[Data entries]
++++++++++

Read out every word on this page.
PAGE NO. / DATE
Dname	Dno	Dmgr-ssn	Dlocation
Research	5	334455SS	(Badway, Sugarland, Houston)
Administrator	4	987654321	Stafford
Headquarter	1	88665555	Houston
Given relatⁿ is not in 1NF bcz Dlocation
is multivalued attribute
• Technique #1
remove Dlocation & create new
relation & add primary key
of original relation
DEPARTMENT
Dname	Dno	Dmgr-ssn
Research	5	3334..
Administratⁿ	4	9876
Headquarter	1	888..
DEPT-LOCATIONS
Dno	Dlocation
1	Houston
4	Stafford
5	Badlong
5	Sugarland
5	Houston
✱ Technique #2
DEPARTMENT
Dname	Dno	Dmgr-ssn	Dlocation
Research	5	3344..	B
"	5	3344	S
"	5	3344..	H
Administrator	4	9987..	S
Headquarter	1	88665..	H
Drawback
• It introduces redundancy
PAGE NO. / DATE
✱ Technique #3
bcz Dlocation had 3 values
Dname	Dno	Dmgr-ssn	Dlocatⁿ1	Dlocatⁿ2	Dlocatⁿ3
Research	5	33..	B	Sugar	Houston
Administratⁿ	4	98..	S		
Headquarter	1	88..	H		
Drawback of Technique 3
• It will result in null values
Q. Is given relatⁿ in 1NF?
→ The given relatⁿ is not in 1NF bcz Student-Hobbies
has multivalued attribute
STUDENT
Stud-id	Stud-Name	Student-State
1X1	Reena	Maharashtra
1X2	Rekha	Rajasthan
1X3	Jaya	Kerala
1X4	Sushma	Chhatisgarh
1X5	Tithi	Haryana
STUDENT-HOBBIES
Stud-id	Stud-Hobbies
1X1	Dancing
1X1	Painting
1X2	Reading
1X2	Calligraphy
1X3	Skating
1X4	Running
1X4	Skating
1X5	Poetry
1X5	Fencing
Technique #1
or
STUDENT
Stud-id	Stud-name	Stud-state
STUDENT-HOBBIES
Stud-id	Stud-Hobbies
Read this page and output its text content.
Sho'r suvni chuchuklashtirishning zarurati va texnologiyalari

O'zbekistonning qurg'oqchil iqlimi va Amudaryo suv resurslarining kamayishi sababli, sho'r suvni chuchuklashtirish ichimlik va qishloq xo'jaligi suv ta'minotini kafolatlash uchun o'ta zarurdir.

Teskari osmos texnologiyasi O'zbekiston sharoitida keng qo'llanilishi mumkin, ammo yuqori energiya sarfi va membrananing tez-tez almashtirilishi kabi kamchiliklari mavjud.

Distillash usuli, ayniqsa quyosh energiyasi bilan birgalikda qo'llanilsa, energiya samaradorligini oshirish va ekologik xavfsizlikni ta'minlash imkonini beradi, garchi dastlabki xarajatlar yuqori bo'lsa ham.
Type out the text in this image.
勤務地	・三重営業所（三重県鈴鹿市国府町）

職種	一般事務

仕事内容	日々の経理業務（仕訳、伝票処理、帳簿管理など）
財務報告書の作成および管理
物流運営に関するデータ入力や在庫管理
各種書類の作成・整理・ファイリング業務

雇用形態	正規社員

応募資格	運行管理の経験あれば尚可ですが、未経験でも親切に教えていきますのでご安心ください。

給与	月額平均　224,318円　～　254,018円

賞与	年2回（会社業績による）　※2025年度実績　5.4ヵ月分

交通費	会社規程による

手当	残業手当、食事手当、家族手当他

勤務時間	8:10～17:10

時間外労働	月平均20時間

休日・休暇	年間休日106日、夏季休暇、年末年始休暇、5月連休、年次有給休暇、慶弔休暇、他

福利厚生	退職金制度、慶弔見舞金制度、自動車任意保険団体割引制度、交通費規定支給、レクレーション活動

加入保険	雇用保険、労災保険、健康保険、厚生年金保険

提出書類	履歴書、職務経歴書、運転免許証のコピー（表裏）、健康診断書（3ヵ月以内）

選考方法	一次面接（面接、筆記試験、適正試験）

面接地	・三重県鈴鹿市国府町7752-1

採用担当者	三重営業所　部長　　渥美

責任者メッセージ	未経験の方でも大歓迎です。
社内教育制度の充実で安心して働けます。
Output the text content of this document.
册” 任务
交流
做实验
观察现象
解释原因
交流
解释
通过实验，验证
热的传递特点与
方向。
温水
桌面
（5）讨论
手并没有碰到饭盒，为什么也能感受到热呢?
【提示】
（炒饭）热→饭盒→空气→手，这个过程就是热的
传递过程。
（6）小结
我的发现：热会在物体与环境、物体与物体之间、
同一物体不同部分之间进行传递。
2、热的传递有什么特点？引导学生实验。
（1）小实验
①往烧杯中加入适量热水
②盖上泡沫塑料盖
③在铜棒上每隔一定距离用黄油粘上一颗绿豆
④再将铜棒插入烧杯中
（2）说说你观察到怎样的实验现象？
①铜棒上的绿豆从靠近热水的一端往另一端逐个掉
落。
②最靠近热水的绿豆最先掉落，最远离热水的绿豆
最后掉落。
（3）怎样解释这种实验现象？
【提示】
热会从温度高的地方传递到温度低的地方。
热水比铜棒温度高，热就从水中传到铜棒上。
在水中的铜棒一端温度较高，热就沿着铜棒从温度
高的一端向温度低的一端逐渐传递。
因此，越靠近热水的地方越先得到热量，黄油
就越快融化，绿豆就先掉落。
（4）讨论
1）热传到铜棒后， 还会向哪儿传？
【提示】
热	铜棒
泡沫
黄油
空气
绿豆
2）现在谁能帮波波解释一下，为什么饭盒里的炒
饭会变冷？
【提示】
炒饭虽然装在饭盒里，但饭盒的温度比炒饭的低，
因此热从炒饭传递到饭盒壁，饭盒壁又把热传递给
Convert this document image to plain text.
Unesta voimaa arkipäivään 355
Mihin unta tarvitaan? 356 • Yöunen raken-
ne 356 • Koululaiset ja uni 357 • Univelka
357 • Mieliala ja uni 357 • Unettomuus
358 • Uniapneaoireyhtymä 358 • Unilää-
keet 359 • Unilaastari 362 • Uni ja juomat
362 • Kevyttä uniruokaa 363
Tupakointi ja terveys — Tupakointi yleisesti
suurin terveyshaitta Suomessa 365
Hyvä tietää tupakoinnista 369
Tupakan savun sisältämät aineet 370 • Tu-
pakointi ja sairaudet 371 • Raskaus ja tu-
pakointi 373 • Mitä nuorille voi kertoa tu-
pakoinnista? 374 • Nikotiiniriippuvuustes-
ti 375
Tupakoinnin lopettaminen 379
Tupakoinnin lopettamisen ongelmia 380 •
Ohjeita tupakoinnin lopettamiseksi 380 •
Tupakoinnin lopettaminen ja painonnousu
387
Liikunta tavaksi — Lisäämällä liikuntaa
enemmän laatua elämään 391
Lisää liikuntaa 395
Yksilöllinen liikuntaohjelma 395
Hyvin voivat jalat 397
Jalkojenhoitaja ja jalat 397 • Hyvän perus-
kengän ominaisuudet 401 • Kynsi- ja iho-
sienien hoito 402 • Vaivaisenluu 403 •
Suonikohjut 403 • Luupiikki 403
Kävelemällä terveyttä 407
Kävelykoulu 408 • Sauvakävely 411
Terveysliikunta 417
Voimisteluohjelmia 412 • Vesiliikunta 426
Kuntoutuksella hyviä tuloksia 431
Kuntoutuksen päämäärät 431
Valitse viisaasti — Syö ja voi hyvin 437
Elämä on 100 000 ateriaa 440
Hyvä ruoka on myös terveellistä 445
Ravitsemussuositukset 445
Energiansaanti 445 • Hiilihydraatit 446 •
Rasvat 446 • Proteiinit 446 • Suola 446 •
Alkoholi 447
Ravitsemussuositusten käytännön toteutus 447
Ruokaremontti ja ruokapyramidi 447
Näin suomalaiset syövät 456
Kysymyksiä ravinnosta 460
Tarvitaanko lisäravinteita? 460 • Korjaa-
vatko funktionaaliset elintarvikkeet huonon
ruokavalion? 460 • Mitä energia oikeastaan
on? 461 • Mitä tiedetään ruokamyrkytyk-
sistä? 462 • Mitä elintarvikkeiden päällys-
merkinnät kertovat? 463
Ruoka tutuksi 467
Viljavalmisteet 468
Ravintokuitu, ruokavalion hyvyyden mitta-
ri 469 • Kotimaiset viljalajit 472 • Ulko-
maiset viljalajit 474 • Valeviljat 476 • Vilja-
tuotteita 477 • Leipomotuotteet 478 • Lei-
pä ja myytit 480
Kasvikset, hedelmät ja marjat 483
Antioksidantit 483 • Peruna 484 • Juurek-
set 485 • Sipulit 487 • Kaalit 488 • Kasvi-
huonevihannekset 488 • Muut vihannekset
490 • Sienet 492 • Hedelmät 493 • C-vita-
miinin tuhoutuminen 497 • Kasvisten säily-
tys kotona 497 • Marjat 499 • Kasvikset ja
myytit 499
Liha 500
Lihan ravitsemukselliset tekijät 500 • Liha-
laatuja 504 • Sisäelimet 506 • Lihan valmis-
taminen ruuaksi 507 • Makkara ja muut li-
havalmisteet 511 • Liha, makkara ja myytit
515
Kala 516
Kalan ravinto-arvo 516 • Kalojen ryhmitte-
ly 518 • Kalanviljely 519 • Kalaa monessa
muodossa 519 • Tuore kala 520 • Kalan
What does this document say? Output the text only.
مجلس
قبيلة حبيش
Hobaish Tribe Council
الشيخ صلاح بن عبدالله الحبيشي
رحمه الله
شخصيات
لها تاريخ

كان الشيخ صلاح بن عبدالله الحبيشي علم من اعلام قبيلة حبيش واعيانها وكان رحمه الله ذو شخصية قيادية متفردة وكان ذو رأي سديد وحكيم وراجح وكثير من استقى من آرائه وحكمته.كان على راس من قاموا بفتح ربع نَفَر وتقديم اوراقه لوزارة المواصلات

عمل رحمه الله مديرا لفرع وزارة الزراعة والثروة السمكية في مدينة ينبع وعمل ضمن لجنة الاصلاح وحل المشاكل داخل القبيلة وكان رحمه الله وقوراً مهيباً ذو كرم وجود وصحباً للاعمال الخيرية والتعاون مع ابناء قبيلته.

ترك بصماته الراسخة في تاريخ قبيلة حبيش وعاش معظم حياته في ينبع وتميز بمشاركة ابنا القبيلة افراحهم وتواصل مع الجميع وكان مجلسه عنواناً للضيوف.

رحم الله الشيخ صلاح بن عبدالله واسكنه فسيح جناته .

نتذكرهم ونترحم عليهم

++++++++++

Aim of the task: Search the lines above for the string "Dname" and copy each line that has it.

Solution to the problem:
Dname	Dno	Dmgr-ssn	Dlocation
Dname	Dno	Dmgr-ssn
Dname	Dno	Dmgr-ssn	Dlocation
Dname	Dno	Dmgr-ssn	Dlocatⁿ1	Dlocatⁿ2	Dlocatⁿ3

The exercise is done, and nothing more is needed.